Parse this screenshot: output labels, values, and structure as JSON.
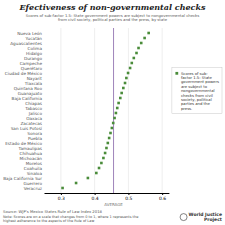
{
  "chart_data": {
    "type": "dot",
    "orientation": "horizontal",
    "title": "Efectiveness of non-governmental checks",
    "subtitle": [
      "Scores of sub-factor 1.5: State government powers are subject to nongovernmental checks",
      "from civil society, political parties and the press, by state"
    ],
    "categories": [
      "Nueva León",
      "Yucatán",
      "Aguascalientes",
      "Colima",
      "Hidalgo",
      "Durango",
      "Campeche",
      "Querétaro",
      "Ciudad de México",
      "Nayarit",
      "Tlaxcala",
      "Quintana Roo",
      "Guanajuato",
      "Baja California",
      "Chiapas",
      "Tabasco",
      "Jalisco",
      "Oaxaca",
      "Zacatecas",
      "San Luis Potosí",
      "Sonora",
      "Puebla",
      "Estado de México",
      "Tamaulipas",
      "Chihuahua",
      "Michoacán",
      "Morelos",
      "Coahuila",
      "Sinaloa",
      "Baja California Sur",
      "Guerrero",
      "Veracruz"
    ],
    "series": [
      {
        "name": "Scores of sub-\nfactor 1.5: State\ngovernment powers\nare subject to\nnongovernmental\nchecks from civil\nsociety, political\nparties and the\npress.",
        "color": "#4a8c3a",
        "marker": "square",
        "values": [
          0.56,
          0.548,
          0.538,
          0.53,
          0.524,
          0.516,
          0.51,
          0.505,
          0.499,
          0.494,
          0.49,
          0.485,
          0.48,
          0.476,
          0.471,
          0.467,
          0.463,
          0.459,
          0.455,
          0.451,
          0.447,
          0.443,
          0.439,
          0.435,
          0.431,
          0.426,
          0.42,
          0.413,
          0.405,
          0.38,
          0.345,
          0.305
        ]
      }
    ],
    "xlim": [
      0.25,
      0.62
    ],
    "xticks": [
      0.3,
      0.4,
      0.5,
      0.6
    ],
    "grid": true,
    "legend": "right",
    "annotations": [
      {
        "x": 0.456,
        "text": "AVERAGE",
        "color": "#8866aa"
      }
    ],
    "source": "Source: WJP's Mexico States Rule of Law Index 2018",
    "note": "Note: Scores are on a scale that changes from 0 to 1, where 1 represents the\nhighest adherence to the aspects of the Rule of Law",
    "logo": "World Justice\nProject"
  }
}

● ● ● ● ●

** Written exercise **
Print all of the entries word for word. Skip any images they contain.

** Answer to the exercise **
Parse this screenshot: output labels, values, and structure as JSON.
{
  "chart_data": {
    "type": "dot",
    "orientation": "horizontal",
    "title": "Efectiveness of non-governmental checks",
    "subtitle": [
      "Scores of sub-factor 1.5: State government powers are subject to nongovernmental checks",
      "from civil society, political parties and the press, by state"
    ],
    "categories": [
      "Nueva León",
      "Yucatán",
      "Aguascalientes",
      "Colima",
      "Hidalgo",
      "Durango",
      "Campeche",
      "Querétaro",
      "Ciudad de México",
      "Nayarit",
      "Tlaxcala",
      "Quintana Roo",
      "Guanajuato",
      "Baja California",
      "Chiapas",
      "Tabasco",
      "Jalisco",
      "Oaxaca",
      "Zacatecas",
      "San Luis Potosí",
      "Sonora",
      "Puebla",
      "Estado de México",
      "Tamaulipas",
      "Chihuahua",
      "Michoacán",
      "Morelos",
      "Coahuila",
      "Sinaloa",
      "Baja California Sur",
      "Guerrero",
      "Veracruz"
    ],
    "series": [
      {
        "name": "Scores of sub-\nfactor 1.5: State\ngovernment powers\nare subject to\nnongovernmental\nchecks from civil\nsociety, political\nparties and the\npress.",
        "color": "#4a8c3a",
        "marker": "square",
        "values": [
          0.56,
          0.548,
          0.538,
          0.53,
          0.524,
          0.516,
          0.51,
          0.505,
          0.499,
          0.494,
          0.49,
          0.485,
          0.48,
          0.476,
          0.471,
          0.467,
          0.463,
          0.459,
          0.455,
          0.451,
          0.447,
          0.443,
          0.439,
          0.435,
          0.431,
          0.426,
          0.42,
          0.413,
          0.405,
          0.38,
          0.345,
          0.305
        ]
      }
    ],
    "xlim": [
      0.25,
      0.62
    ],
    "xticks": [
      0.3,
      0.4,
      0.5,
      0.6
    ],
    "grid": true,
    "legend": "right",
    "annotations": [
      {
        "x": 0.456,
        "text": "AVERAGE",
        "color": "#8866aa"
      }
    ],
    "source": "Source: WJP's Mexico States Rule of Law Index 2018",
    "note": "Note: Scores are on a scale that changes from 0 to 1, where 1 represents the\nhighest adherence to the aspects of the Rule of Law",
    "logo": "World Justice\nProject"
  }
}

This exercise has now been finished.